TASK INPUT:
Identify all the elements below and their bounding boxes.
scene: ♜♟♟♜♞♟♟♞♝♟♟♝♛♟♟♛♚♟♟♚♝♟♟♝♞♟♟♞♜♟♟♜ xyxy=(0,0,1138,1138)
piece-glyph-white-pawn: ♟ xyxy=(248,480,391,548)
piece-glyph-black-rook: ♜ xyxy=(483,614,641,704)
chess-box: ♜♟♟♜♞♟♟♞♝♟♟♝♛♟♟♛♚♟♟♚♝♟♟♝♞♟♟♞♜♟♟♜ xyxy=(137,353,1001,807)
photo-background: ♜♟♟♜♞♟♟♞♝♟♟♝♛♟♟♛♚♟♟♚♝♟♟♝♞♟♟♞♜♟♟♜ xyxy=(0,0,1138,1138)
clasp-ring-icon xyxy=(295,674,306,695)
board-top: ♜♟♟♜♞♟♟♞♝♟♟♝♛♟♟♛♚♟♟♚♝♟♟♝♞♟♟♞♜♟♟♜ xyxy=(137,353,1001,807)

==

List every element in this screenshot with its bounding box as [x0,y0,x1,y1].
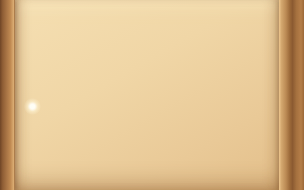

REQUIREMENT:
How many of the lines above contain the string "glyph"? Reply with the number alone.

OUTPUT OF THE TASK:
2